- GIVEN INSTRUCTION -
Go through the records and show each line where the word "Synthetic" occurs.

Dataset rows about figures
::::::::::
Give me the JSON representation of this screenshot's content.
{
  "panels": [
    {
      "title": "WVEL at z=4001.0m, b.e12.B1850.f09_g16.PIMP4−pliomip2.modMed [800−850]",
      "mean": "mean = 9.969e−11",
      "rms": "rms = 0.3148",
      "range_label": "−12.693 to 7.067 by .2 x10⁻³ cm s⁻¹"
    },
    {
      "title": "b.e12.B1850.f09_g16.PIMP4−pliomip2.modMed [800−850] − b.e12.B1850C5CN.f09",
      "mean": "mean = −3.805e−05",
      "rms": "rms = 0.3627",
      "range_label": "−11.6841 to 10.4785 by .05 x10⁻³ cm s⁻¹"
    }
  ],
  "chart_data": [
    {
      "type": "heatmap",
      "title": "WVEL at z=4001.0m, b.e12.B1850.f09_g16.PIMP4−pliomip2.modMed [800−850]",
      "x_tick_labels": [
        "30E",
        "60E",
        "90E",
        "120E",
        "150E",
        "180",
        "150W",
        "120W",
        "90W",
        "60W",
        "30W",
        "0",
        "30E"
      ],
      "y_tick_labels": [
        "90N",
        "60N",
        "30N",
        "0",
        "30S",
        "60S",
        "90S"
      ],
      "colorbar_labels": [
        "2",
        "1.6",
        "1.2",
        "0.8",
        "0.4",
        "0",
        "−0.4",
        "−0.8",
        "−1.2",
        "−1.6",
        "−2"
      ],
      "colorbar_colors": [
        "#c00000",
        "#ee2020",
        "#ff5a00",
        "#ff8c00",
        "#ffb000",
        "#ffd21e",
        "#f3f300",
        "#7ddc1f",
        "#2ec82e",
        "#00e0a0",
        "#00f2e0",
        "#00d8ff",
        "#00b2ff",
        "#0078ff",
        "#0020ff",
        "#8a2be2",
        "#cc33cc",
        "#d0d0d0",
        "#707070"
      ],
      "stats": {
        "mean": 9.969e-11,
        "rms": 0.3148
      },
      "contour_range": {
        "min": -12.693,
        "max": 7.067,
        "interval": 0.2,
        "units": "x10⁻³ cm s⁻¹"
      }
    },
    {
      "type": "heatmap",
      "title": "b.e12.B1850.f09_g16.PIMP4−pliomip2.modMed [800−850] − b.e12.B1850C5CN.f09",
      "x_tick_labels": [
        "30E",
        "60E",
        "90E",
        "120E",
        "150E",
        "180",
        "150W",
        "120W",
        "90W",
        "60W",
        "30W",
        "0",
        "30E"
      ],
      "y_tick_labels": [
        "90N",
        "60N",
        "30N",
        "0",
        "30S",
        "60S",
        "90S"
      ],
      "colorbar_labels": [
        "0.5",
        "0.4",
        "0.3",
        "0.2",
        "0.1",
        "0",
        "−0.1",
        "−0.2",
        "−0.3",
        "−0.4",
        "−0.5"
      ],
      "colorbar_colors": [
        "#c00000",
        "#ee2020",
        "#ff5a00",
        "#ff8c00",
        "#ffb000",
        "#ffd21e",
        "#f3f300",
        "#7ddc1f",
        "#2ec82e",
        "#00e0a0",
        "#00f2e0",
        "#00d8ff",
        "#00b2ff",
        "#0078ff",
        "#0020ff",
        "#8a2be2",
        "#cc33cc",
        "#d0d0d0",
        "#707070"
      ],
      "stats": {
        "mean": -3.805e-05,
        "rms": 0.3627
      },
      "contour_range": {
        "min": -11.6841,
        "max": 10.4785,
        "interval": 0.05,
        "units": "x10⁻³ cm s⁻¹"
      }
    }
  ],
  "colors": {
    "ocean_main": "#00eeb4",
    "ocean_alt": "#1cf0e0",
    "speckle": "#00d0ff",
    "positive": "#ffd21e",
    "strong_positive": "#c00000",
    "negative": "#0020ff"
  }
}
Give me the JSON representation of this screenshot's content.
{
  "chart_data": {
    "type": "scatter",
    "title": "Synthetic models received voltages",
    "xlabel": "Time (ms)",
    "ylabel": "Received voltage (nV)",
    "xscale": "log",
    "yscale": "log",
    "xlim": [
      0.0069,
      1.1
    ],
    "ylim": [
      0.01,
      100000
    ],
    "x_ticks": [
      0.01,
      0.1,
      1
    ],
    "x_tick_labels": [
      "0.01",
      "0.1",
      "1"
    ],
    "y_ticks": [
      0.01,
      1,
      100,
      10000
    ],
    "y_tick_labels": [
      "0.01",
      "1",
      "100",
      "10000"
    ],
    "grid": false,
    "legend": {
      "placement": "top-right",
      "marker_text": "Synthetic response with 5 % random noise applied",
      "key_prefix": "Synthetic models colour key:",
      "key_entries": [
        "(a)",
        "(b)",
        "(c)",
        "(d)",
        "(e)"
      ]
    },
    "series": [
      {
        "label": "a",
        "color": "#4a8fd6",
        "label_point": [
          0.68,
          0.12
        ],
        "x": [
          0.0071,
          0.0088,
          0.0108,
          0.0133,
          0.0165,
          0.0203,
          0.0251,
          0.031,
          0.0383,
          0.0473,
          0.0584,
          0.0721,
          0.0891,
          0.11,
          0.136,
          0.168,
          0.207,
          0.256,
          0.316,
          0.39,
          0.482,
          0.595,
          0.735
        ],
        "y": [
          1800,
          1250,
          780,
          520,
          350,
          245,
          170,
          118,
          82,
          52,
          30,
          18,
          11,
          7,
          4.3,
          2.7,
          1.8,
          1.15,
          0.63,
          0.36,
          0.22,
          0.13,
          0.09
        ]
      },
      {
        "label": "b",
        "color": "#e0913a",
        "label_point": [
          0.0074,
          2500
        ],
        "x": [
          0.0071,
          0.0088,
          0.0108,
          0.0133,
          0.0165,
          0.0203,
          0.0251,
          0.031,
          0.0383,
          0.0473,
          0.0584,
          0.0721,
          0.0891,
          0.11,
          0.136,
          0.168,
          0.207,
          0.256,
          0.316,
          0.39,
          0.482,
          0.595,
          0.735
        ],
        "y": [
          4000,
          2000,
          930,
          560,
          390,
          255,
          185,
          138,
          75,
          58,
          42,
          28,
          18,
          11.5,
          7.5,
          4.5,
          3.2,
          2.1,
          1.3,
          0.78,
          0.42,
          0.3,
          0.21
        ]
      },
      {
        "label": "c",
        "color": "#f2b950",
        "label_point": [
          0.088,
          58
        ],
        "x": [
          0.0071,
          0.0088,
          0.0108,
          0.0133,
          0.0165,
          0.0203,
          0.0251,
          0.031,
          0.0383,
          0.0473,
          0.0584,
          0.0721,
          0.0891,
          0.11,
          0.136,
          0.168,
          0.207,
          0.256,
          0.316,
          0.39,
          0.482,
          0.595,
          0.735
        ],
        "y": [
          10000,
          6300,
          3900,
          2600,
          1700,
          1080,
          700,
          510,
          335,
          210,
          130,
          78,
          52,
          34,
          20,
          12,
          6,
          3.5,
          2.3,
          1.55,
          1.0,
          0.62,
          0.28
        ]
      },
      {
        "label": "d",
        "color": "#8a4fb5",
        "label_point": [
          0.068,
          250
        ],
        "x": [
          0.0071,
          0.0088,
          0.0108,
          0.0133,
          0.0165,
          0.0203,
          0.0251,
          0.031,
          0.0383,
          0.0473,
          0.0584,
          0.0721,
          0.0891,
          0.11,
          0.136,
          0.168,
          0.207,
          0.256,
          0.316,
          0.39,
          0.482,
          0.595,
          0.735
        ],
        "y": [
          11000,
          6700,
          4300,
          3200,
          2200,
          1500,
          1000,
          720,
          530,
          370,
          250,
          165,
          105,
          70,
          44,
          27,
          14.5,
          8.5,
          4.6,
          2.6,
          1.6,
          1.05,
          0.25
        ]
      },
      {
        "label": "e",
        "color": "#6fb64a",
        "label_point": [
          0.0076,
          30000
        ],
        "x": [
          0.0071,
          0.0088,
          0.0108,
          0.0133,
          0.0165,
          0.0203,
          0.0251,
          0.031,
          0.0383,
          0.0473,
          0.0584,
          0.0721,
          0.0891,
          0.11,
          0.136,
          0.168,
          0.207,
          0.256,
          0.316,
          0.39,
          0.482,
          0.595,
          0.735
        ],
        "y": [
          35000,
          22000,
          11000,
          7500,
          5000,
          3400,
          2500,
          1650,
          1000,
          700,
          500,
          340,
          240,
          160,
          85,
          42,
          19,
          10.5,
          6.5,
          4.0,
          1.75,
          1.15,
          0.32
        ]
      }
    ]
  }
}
::::::::::
- REPLY -
    "title": "Synthetic models received voltages",
      "marker_text": "Synthetic response with 5 % random noise applied",
      "key_prefix": "Synthetic models colour key:",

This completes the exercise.